**Stored data:**
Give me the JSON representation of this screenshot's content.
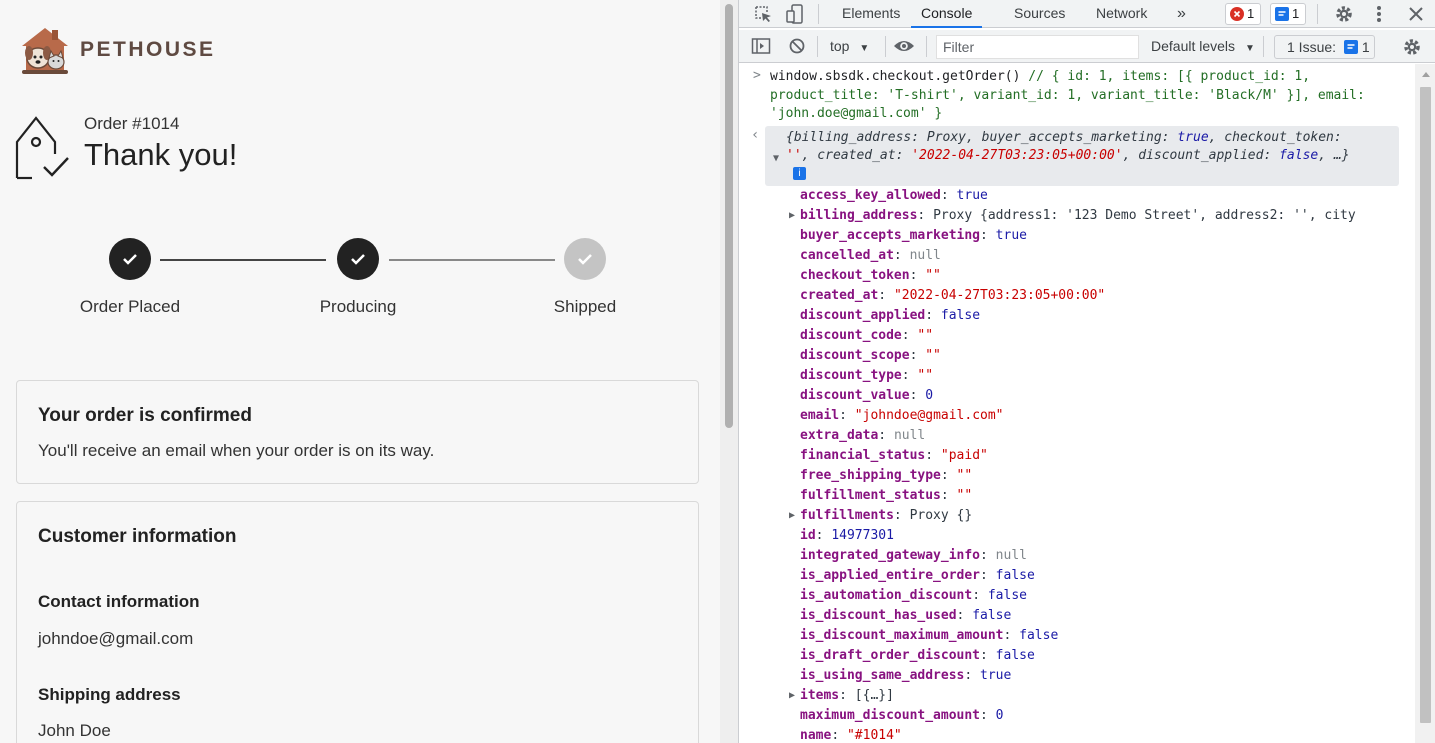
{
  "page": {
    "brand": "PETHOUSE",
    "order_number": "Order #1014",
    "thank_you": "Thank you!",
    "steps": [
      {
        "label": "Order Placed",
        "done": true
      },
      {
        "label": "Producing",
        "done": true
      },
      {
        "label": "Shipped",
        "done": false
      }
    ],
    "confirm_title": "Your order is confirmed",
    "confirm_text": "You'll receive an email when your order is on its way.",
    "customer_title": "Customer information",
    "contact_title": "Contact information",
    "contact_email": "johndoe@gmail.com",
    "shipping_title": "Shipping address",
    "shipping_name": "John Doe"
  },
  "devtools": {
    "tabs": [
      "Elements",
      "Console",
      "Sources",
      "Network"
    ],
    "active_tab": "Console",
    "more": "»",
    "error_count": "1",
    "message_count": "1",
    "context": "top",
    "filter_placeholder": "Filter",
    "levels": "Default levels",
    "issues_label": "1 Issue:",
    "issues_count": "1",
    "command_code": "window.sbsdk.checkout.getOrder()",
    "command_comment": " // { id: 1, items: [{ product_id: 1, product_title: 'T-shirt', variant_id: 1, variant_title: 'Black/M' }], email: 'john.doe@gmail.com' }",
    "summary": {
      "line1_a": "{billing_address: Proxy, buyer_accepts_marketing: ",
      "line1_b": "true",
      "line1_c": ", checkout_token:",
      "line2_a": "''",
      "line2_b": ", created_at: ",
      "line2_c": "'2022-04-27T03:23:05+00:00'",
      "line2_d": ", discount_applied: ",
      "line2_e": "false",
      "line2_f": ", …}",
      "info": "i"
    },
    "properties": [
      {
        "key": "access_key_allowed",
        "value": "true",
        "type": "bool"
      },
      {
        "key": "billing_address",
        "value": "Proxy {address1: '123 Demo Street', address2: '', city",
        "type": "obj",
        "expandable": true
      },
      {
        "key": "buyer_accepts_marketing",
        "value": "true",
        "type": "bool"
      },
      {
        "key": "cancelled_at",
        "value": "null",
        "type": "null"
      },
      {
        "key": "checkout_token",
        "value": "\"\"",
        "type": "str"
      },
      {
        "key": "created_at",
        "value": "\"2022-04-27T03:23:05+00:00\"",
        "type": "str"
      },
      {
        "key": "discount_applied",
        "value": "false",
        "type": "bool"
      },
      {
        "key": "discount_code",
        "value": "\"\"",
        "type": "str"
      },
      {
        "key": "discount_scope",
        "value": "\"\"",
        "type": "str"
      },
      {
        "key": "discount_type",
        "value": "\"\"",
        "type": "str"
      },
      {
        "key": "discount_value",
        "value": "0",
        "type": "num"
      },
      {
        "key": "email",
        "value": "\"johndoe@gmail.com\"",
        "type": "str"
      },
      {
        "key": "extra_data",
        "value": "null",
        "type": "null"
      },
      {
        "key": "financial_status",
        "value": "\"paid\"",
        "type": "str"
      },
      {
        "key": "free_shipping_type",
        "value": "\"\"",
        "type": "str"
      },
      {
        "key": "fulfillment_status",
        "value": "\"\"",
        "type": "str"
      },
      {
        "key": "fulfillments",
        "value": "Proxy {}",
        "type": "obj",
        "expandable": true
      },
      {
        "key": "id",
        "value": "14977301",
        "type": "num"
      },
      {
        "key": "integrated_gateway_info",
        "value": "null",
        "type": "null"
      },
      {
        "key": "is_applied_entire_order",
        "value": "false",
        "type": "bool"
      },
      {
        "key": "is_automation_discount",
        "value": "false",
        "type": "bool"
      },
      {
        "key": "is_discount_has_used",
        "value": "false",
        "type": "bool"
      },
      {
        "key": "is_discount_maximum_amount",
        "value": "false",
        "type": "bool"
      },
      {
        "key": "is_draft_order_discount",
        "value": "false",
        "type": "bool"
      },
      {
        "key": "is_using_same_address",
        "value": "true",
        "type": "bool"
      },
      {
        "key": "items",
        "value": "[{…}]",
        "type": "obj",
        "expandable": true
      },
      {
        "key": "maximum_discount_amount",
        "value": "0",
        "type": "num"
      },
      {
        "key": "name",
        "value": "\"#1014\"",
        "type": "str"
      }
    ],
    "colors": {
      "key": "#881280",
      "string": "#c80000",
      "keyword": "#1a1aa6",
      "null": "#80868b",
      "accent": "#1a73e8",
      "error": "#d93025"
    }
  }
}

**Aim:** Leave out the pictures, and give all the records again exactly.

**Final answer:**
Give me the JSON representation of this screenshot's content.
{
  "page": {
    "brand": "PETHOUSE",
    "order_number": "Order #1014",
    "thank_you": "Thank you!",
    "steps": [
      {
        "label": "Order Placed",
        "done": true
      },
      {
        "label": "Producing",
        "done": true
      },
      {
        "label": "Shipped",
        "done": false
      }
    ],
    "confirm_title": "Your order is confirmed",
    "confirm_text": "You'll receive an email when your order is on its way.",
    "customer_title": "Customer information",
    "contact_title": "Contact information",
    "contact_email": "johndoe@gmail.com",
    "shipping_title": "Shipping address",
    "shipping_name": "John Doe"
  },
  "devtools": {
    "tabs": [
      "Elements",
      "Console",
      "Sources",
      "Network"
    ],
    "active_tab": "Console",
    "more": "»",
    "error_count": "1",
    "message_count": "1",
    "context": "top",
    "filter_placeholder": "Filter",
    "levels": "Default levels",
    "issues_label": "1 Issue:",
    "issues_count": "1",
    "command_code": "window.sbsdk.checkout.getOrder()",
    "command_comment": " // { id: 1, items: [{ product_id: 1, product_title: 'T-shirt', variant_id: 1, variant_title: 'Black/M' }], email: 'john.doe@gmail.com' }",
    "summary": {
      "line1_a": "{billing_address: Proxy, buyer_accepts_marketing: ",
      "line1_b": "true",
      "line1_c": ", checkout_token:",
      "line2_a": "''",
      "line2_b": ", created_at: ",
      "line2_c": "'2022-04-27T03:23:05+00:00'",
      "line2_d": ", discount_applied: ",
      "line2_e": "false",
      "line2_f": ", …}",
      "info": "i"
    },
    "properties": [
      {
        "key": "access_key_allowed",
        "value": "true",
        "type": "bool"
      },
      {
        "key": "billing_address",
        "value": "Proxy {address1: '123 Demo Street', address2: '', city",
        "type": "obj",
        "expandable": true
      },
      {
        "key": "buyer_accepts_marketing",
        "value": "true",
        "type": "bool"
      },
      {
        "key": "cancelled_at",
        "value": "null",
        "type": "null"
      },
      {
        "key": "checkout_token",
        "value": "\"\"",
        "type": "str"
      },
      {
        "key": "created_at",
        "value": "\"2022-04-27T03:23:05+00:00\"",
        "type": "str"
      },
      {
        "key": "discount_applied",
        "value": "false",
        "type": "bool"
      },
      {
        "key": "discount_code",
        "value": "\"\"",
        "type": "str"
      },
      {
        "key": "discount_scope",
        "value": "\"\"",
        "type": "str"
      },
      {
        "key": "discount_type",
        "value": "\"\"",
        "type": "str"
      },
      {
        "key": "discount_value",
        "value": "0",
        "type": "num"
      },
      {
        "key": "email",
        "value": "\"johndoe@gmail.com\"",
        "type": "str"
      },
      {
        "key": "extra_data",
        "value": "null",
        "type": "null"
      },
      {
        "key": "financial_status",
        "value": "\"paid\"",
        "type": "str"
      },
      {
        "key": "free_shipping_type",
        "value": "\"\"",
        "type": "str"
      },
      {
        "key": "fulfillment_status",
        "value": "\"\"",
        "type": "str"
      },
      {
        "key": "fulfillments",
        "value": "Proxy {}",
        "type": "obj",
        "expandable": true
      },
      {
        "key": "id",
        "value": "14977301",
        "type": "num"
      },
      {
        "key": "integrated_gateway_info",
        "value": "null",
        "type": "null"
      },
      {
        "key": "is_applied_entire_order",
        "value": "false",
        "type": "bool"
      },
      {
        "key": "is_automation_discount",
        "value": "false",
        "type": "bool"
      },
      {
        "key": "is_discount_has_used",
        "value": "false",
        "type": "bool"
      },
      {
        "key": "is_discount_maximum_amount",
        "value": "false",
        "type": "bool"
      },
      {
        "key": "is_draft_order_discount",
        "value": "false",
        "type": "bool"
      },
      {
        "key": "is_using_same_address",
        "value": "true",
        "type": "bool"
      },
      {
        "key": "items",
        "value": "[{…}]",
        "type": "obj",
        "expandable": true
      },
      {
        "key": "maximum_discount_amount",
        "value": "0",
        "type": "num"
      },
      {
        "key": "name",
        "value": "\"#1014\"",
        "type": "str"
      }
    ],
    "colors": {
      "key": "#881280",
      "string": "#c80000",
      "keyword": "#1a1aa6",
      "null": "#80868b",
      "accent": "#1a73e8",
      "error": "#d93025"
    }
  }
}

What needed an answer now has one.